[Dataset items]
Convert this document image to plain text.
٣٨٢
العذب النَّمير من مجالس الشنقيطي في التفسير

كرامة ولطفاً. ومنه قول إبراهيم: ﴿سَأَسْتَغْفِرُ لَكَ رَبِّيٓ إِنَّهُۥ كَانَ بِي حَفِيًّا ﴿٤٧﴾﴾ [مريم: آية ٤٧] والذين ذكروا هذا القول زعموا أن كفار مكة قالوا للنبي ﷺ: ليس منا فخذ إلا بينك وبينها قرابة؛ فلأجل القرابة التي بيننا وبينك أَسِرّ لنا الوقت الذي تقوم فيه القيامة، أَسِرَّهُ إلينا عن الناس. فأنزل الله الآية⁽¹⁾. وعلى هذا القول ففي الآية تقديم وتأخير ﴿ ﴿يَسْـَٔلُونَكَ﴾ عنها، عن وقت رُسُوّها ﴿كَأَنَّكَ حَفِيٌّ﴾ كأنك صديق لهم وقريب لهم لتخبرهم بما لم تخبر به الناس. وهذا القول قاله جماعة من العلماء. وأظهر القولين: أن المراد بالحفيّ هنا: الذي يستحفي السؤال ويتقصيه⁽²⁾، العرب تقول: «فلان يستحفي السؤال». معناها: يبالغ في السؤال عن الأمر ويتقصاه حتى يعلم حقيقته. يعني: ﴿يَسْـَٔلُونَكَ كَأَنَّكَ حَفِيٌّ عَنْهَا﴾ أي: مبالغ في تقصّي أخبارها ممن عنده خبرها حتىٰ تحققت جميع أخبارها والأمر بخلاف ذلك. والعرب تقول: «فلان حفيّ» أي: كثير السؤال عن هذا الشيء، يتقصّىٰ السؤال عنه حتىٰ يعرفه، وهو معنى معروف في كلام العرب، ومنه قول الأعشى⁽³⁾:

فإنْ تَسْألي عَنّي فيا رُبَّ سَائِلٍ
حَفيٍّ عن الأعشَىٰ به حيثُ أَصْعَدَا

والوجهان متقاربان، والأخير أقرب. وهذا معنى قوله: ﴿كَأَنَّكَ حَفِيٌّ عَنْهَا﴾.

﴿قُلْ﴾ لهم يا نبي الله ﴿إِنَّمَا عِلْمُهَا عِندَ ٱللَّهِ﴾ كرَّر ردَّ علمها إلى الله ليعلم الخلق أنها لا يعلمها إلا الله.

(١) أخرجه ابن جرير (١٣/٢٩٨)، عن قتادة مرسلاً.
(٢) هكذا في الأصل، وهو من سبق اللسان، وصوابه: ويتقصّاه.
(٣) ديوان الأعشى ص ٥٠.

_WHAT YOU WILL DO_. Recopy the entries above in their entirety, exactly.

_EXERCISE SOLUTION_.
Convert this document image to plain text.
٣٨٢
العذب النَّمير من مجالس الشنقيطي في التفسير

كرامة ولطفاً. ومنه قول إبراهيم: ﴿سَأَسْتَغْفِرُ لَكَ رَبِّيٓ إِنَّهُۥ كَانَ بِي حَفِيًّا ﴿٤٧﴾﴾ [مريم: آية ٤٧] والذين ذكروا هذا القول زعموا أن كفار مكة قالوا للنبي ﷺ: ليس منا فخذ إلا بينك وبينها قرابة؛ فلأجل القرابة التي بيننا وبينك أَسِرّ لنا الوقت الذي تقوم فيه القيامة، أَسِرَّهُ إلينا عن الناس. فأنزل الله الآية⁽¹⁾. وعلى هذا القول ففي الآية تقديم وتأخير ﴿ ﴿يَسْـَٔلُونَكَ﴾ عنها، عن وقت رُسُوّها ﴿كَأَنَّكَ حَفِيٌّ﴾ كأنك صديق لهم وقريب لهم لتخبرهم بما لم تخبر به الناس. وهذا القول قاله جماعة من العلماء. وأظهر القولين: أن المراد بالحفيّ هنا: الذي يستحفي السؤال ويتقصيه⁽²⁾، العرب تقول: «فلان يستحفي السؤال». معناها: يبالغ في السؤال عن الأمر ويتقصاه حتى يعلم حقيقته. يعني: ﴿يَسْـَٔلُونَكَ كَأَنَّكَ حَفِيٌّ عَنْهَا﴾ أي: مبالغ في تقصّي أخبارها ممن عنده خبرها حتىٰ تحققت جميع أخبارها والأمر بخلاف ذلك. والعرب تقول: «فلان حفيّ» أي: كثير السؤال عن هذا الشيء، يتقصّىٰ السؤال عنه حتىٰ يعرفه، وهو معنى معروف في كلام العرب، ومنه قول الأعشى⁽³⁾:

فإنْ تَسْألي عَنّي فيا رُبَّ سَائِلٍ
حَفيٍّ عن الأعشَىٰ به حيثُ أَصْعَدَا

والوجهان متقاربان، والأخير أقرب. وهذا معنى قوله: ﴿كَأَنَّكَ حَفِيٌّ عَنْهَا﴾.

﴿قُلْ﴾ لهم يا نبي الله ﴿إِنَّمَا عِلْمُهَا عِندَ ٱللَّهِ﴾ كرَّر ردَّ علمها إلى الله ليعلم الخلق أنها لا يعلمها إلا الله.

(١) أخرجه ابن جرير (١٣/٢٩٨)، عن قتادة مرسلاً.
(٢) هكذا في الأصل، وهو من سبق اللسان، وصوابه: ويتقصّاه.
(٣) ديوان الأعشى ص ٥٠.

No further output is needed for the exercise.